Stated exercise:
Below is a block of records; return all of them exactly, but without the images.

Stored data
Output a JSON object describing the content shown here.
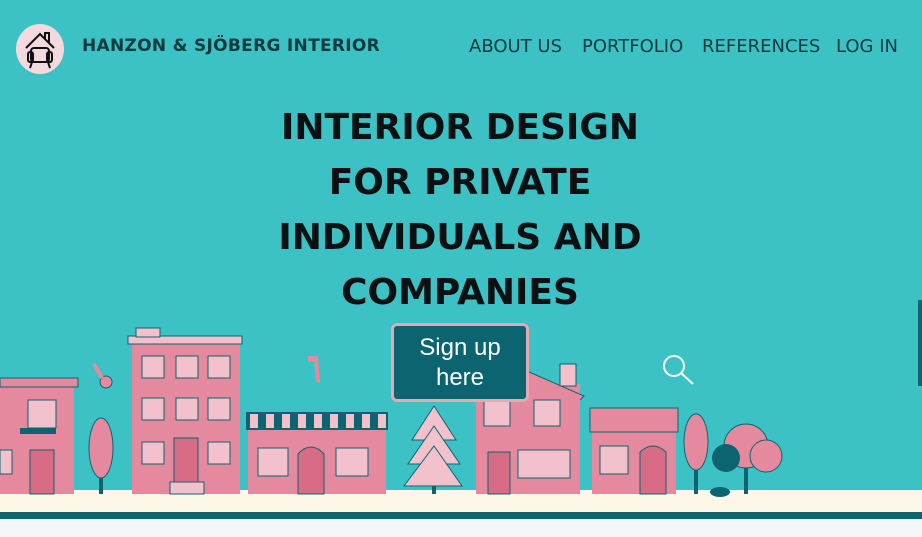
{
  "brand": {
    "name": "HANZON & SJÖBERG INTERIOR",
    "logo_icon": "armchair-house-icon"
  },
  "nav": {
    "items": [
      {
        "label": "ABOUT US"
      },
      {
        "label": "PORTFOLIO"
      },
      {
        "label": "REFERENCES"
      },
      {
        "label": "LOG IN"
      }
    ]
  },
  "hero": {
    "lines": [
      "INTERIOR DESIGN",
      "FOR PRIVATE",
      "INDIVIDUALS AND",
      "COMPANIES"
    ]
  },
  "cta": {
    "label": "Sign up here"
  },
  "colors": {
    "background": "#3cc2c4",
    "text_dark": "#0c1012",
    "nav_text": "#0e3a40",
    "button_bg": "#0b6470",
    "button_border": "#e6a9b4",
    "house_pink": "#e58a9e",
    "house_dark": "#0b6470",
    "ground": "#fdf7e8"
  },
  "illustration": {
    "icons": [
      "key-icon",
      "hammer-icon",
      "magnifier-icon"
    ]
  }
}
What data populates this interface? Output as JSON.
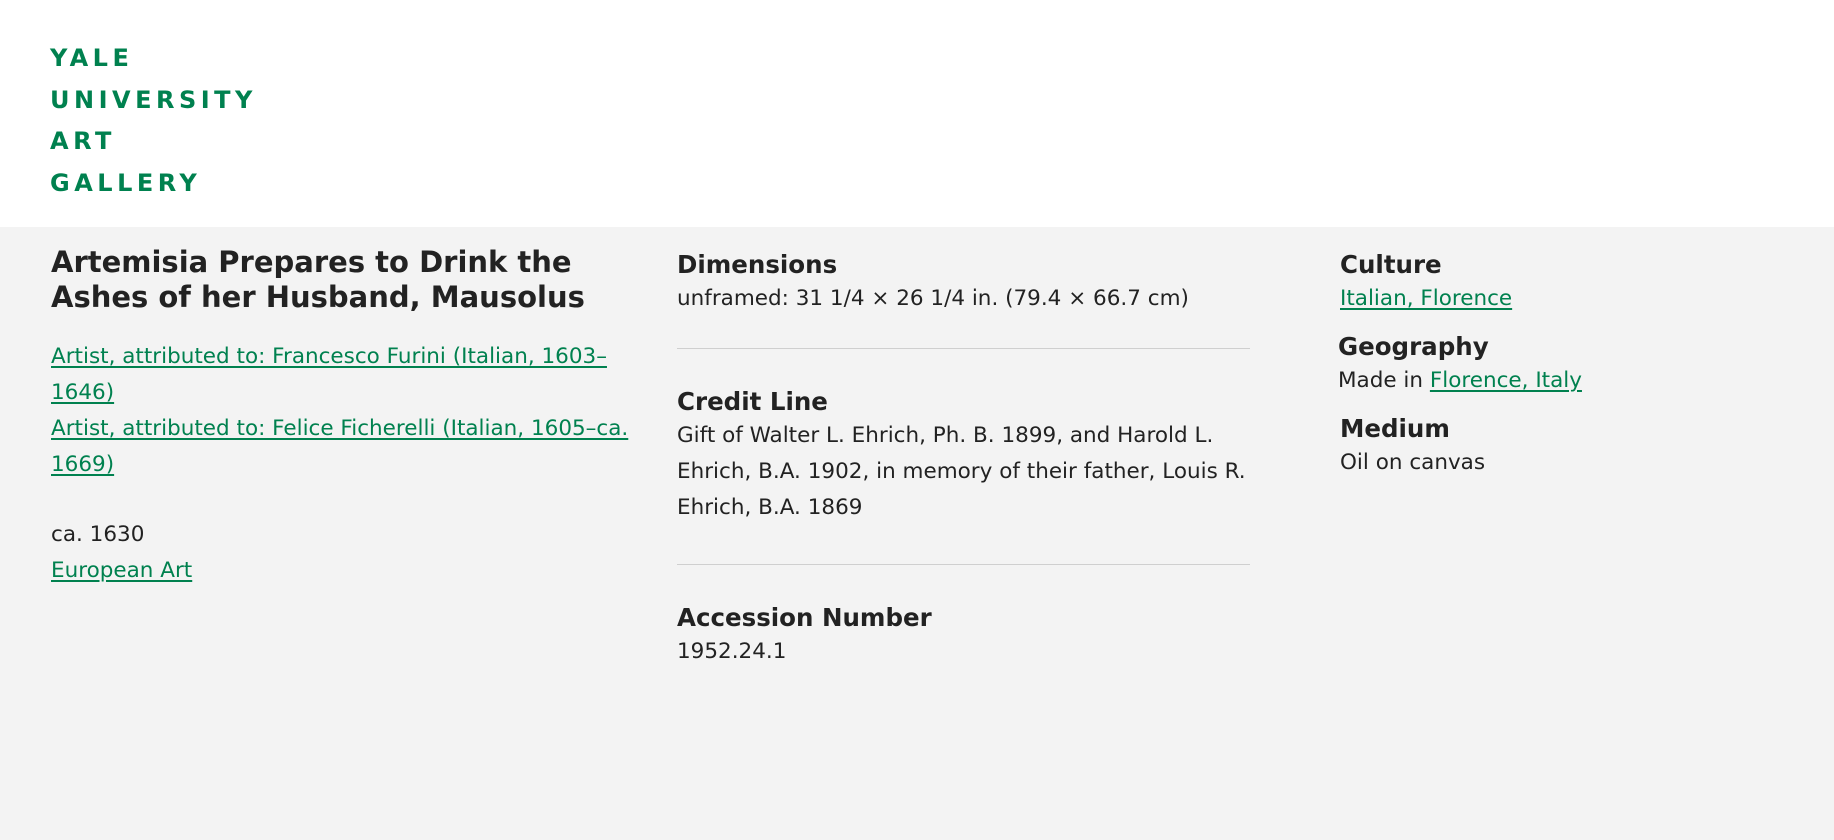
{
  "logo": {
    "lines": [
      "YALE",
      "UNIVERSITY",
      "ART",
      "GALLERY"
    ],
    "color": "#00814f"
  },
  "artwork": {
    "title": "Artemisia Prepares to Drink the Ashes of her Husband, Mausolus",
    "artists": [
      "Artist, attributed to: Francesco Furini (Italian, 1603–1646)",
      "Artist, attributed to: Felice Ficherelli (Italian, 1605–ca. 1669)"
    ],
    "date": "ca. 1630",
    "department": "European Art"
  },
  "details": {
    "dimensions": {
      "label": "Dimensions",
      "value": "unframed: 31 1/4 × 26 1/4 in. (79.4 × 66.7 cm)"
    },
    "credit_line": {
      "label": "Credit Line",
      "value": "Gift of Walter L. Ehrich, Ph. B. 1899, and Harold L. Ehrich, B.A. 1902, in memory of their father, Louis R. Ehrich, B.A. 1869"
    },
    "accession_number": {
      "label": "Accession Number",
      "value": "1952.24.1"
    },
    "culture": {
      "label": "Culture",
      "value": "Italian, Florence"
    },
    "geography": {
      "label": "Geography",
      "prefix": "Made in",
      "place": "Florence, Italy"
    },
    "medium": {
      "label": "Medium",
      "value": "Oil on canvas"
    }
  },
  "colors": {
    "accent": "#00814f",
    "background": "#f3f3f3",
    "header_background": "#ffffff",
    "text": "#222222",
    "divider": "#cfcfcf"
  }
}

Result of the task:
Output a JSON object describing the content shown here.
{
  "brand": {
    "name": "HANZON & SJÖBERG INTERIOR",
    "logo_icon": "armchair-house-icon"
  },
  "nav": {
    "items": [
      {
        "label": "ABOUT US"
      },
      {
        "label": "PORTFOLIO"
      },
      {
        "label": "REFERENCES"
      },
      {
        "label": "LOG IN"
      }
    ]
  },
  "hero": {
    "lines": [
      "INTERIOR DESIGN",
      "FOR PRIVATE",
      "INDIVIDUALS AND",
      "COMPANIES"
    ]
  },
  "cta": {
    "label": "Sign up here"
  },
  "colors": {
    "background": "#3cc2c4",
    "text_dark": "#0c1012",
    "nav_text": "#0e3a40",
    "button_bg": "#0b6470",
    "button_border": "#e6a9b4",
    "house_pink": "#e58a9e",
    "house_dark": "#0b6470",
    "ground": "#fdf7e8"
  },
  "illustration": {
    "icons": [
      "key-icon",
      "hammer-icon",
      "magnifier-icon"
    ]
  }
}
What data populates this interface? Output as JSON.
{
  "logo": {
    "lines": [
      "YALE",
      "UNIVERSITY",
      "ART",
      "GALLERY"
    ],
    "color": "#00814f"
  },
  "artwork": {
    "title": "Artemisia Prepares to Drink the Ashes of her Husband, Mausolus",
    "artists": [
      "Artist, attributed to: Francesco Furini (Italian, 1603–1646)",
      "Artist, attributed to: Felice Ficherelli (Italian, 1605–ca. 1669)"
    ],
    "date": "ca. 1630",
    "department": "European Art"
  },
  "details": {
    "dimensions": {
      "label": "Dimensions",
      "value": "unframed: 31 1/4 × 26 1/4 in. (79.4 × 66.7 cm)"
    },
    "credit_line": {
      "label": "Credit Line",
      "value": "Gift of Walter L. Ehrich, Ph. B. 1899, and Harold L. Ehrich, B.A. 1902, in memory of their father, Louis R. Ehrich, B.A. 1869"
    },
    "accession_number": {
      "label": "Accession Number",
      "value": "1952.24.1"
    },
    "culture": {
      "label": "Culture",
      "value": "Italian, Florence"
    },
    "geography": {
      "label": "Geography",
      "prefix": "Made in",
      "place": "Florence, Italy"
    },
    "medium": {
      "label": "Medium",
      "value": "Oil on canvas"
    }
  },
  "colors": {
    "accent": "#00814f",
    "background": "#f3f3f3",
    "header_background": "#ffffff",
    "text": "#222222",
    "divider": "#cfcfcf"
  }
}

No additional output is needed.